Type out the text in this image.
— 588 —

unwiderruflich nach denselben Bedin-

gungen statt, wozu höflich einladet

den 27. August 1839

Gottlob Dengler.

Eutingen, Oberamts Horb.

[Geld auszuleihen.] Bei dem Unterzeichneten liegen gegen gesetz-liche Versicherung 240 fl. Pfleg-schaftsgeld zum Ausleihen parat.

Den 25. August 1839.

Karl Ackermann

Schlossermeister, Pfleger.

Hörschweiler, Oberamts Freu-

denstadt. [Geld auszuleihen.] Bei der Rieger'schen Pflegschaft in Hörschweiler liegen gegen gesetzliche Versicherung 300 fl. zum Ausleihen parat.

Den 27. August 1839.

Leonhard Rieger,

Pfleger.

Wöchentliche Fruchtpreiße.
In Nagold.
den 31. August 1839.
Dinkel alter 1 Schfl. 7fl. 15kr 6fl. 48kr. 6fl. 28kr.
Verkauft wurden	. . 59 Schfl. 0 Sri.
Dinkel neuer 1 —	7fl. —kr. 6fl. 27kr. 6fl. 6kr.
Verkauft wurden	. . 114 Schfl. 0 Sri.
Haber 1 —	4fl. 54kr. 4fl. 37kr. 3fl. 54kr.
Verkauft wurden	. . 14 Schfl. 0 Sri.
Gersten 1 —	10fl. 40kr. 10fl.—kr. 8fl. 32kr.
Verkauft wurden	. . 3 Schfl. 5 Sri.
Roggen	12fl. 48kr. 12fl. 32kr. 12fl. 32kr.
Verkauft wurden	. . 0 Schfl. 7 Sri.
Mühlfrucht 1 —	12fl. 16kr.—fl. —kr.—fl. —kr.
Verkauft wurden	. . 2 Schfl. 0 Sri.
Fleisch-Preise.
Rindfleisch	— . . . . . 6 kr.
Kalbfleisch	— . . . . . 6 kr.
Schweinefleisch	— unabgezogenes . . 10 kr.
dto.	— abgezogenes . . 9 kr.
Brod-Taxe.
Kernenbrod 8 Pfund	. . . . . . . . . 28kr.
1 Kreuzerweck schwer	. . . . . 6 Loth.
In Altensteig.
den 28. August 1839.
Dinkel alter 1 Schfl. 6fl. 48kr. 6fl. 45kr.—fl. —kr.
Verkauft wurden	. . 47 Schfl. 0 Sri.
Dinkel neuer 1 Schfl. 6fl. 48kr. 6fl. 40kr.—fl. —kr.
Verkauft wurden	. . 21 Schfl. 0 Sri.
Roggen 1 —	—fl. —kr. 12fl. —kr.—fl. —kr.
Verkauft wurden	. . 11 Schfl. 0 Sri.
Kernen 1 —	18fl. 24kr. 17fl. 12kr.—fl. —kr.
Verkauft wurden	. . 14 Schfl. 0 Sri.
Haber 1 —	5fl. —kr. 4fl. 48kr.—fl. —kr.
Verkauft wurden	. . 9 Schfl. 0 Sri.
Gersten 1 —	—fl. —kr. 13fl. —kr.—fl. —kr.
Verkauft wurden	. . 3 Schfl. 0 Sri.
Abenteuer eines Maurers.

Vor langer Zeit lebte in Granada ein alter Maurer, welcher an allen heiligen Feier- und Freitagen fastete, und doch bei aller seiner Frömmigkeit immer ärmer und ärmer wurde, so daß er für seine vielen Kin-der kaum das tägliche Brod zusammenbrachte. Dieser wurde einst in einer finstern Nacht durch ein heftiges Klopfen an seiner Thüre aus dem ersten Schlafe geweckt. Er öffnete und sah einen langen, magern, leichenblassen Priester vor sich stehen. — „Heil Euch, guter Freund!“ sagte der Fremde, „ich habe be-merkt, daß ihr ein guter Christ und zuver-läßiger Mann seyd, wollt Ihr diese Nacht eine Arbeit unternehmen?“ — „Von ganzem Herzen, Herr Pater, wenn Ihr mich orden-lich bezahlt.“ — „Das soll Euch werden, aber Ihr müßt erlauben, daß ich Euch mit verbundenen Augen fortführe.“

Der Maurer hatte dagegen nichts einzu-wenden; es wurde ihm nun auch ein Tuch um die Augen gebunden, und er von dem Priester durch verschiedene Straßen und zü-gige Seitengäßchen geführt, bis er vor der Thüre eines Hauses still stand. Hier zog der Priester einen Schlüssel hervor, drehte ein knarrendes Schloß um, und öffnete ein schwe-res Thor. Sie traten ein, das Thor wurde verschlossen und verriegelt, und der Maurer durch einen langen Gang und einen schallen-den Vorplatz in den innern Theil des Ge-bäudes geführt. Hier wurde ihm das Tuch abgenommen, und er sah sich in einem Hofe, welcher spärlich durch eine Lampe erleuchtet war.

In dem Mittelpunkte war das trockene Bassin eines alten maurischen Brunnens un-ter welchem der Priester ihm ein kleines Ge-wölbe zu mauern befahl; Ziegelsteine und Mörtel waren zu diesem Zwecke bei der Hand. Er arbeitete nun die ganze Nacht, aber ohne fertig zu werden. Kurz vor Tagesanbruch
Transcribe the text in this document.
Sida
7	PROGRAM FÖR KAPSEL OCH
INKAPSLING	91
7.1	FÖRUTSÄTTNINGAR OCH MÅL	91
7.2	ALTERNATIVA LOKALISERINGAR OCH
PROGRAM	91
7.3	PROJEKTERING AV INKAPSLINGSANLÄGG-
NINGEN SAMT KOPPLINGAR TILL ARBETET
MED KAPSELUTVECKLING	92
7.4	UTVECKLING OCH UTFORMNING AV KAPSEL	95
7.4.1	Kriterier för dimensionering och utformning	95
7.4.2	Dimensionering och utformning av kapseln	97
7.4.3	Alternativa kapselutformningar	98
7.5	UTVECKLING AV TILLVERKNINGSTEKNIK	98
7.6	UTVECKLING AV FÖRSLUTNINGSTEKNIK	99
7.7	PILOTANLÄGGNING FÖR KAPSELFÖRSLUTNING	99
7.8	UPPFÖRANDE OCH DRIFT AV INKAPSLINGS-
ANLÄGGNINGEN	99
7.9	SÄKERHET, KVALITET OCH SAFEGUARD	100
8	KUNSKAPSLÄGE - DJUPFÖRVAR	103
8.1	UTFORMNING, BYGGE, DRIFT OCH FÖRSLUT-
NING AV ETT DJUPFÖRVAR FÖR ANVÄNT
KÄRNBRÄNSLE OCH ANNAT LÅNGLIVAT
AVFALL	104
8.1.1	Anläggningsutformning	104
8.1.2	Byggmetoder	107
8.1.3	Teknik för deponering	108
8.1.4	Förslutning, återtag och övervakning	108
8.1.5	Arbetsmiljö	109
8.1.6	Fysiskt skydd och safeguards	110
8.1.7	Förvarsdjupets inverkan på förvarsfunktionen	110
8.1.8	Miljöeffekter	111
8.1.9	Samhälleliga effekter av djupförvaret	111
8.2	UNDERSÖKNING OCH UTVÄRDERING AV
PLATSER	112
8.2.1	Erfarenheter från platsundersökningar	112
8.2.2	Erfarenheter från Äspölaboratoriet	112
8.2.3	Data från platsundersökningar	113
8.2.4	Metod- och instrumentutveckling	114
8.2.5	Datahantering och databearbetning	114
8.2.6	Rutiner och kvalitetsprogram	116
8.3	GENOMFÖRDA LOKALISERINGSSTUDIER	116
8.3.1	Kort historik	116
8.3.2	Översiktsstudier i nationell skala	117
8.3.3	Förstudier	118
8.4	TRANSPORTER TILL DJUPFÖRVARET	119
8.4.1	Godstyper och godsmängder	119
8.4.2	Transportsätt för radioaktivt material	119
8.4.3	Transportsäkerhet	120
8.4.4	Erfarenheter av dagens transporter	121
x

════

**Exercise requirements**
How many lines in these records hold the string "från"? Reply with the number alone.

**Reply**
3